TASK DETAILS
Each line that holds the word "name" is to be identified and copied.
:: EXERCISE DATA
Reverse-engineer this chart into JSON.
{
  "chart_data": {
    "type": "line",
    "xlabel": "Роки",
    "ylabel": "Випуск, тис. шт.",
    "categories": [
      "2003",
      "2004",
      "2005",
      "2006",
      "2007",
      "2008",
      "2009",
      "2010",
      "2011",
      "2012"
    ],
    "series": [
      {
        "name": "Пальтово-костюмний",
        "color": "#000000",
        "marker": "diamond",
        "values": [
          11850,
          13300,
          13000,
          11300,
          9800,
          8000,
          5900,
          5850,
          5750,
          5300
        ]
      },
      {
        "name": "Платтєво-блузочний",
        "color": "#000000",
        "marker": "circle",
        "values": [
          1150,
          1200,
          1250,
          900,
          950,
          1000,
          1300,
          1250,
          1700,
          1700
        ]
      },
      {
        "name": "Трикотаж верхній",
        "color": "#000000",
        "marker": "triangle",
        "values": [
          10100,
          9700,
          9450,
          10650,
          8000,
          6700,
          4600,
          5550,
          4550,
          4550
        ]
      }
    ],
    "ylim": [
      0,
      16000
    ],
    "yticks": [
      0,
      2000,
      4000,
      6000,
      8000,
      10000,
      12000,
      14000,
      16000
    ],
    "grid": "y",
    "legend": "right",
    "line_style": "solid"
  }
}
::::
TASK RESULT
        "name": "Пальтово-костюмний",
        "name": "Платтєво-блузочний",
        "name": "Трикотаж верхній",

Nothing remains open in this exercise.